Identify all lines of the data containing the string "如图所示" and copy them.

** Start of ROWS **

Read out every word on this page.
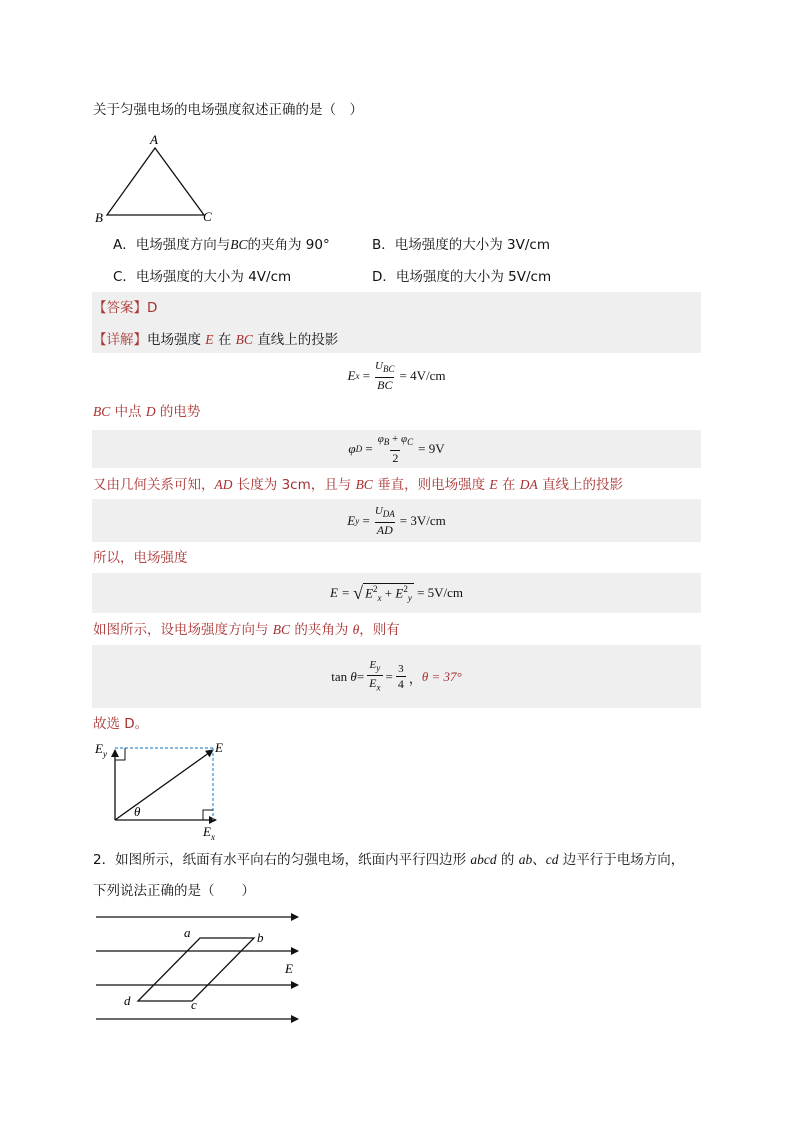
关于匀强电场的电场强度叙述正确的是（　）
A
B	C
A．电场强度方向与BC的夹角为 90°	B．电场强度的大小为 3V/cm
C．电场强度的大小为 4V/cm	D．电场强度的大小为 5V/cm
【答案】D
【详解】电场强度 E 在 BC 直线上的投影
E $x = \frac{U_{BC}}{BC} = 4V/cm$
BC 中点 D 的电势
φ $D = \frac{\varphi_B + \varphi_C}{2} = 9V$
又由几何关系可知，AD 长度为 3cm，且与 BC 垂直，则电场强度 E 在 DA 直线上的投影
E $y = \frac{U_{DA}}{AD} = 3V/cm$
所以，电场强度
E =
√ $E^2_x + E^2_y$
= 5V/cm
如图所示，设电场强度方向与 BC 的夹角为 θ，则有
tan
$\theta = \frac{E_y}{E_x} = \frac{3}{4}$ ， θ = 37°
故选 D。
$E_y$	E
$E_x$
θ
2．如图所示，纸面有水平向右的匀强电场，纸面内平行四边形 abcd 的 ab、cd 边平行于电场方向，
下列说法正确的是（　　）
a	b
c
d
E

** End of ROWS **
** Start of ROWS **

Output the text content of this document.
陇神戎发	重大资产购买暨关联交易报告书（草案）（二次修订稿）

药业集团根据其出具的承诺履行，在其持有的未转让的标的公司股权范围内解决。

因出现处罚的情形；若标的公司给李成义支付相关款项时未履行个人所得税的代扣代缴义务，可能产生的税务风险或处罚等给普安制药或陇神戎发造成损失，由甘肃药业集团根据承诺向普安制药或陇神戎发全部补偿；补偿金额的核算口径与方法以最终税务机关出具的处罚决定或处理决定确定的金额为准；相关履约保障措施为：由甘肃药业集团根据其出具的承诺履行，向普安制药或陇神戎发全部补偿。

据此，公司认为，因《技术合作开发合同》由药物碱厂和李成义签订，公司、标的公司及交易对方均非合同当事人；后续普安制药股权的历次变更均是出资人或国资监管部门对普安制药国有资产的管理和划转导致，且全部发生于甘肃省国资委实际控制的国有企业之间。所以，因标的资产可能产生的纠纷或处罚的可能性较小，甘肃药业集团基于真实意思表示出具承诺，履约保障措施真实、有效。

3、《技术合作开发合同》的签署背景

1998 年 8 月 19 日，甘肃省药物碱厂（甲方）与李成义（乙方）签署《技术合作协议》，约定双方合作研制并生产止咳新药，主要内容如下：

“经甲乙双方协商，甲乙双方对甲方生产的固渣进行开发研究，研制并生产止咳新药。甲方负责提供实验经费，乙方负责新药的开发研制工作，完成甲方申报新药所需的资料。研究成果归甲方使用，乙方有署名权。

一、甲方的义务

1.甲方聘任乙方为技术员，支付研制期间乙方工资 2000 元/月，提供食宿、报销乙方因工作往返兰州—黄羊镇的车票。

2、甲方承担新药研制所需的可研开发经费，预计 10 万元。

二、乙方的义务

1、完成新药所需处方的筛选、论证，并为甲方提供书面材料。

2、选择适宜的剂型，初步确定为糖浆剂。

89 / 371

** End of ROWS **

§ EXERCISE ANSWER:
如图所示，设电场强度方向与 BC 的夹角为 θ，则有
2．如图所示，纸面有水平向右的匀强电场，纸面内平行四边形 abcd 的 ab、cd 边平行于电场方向，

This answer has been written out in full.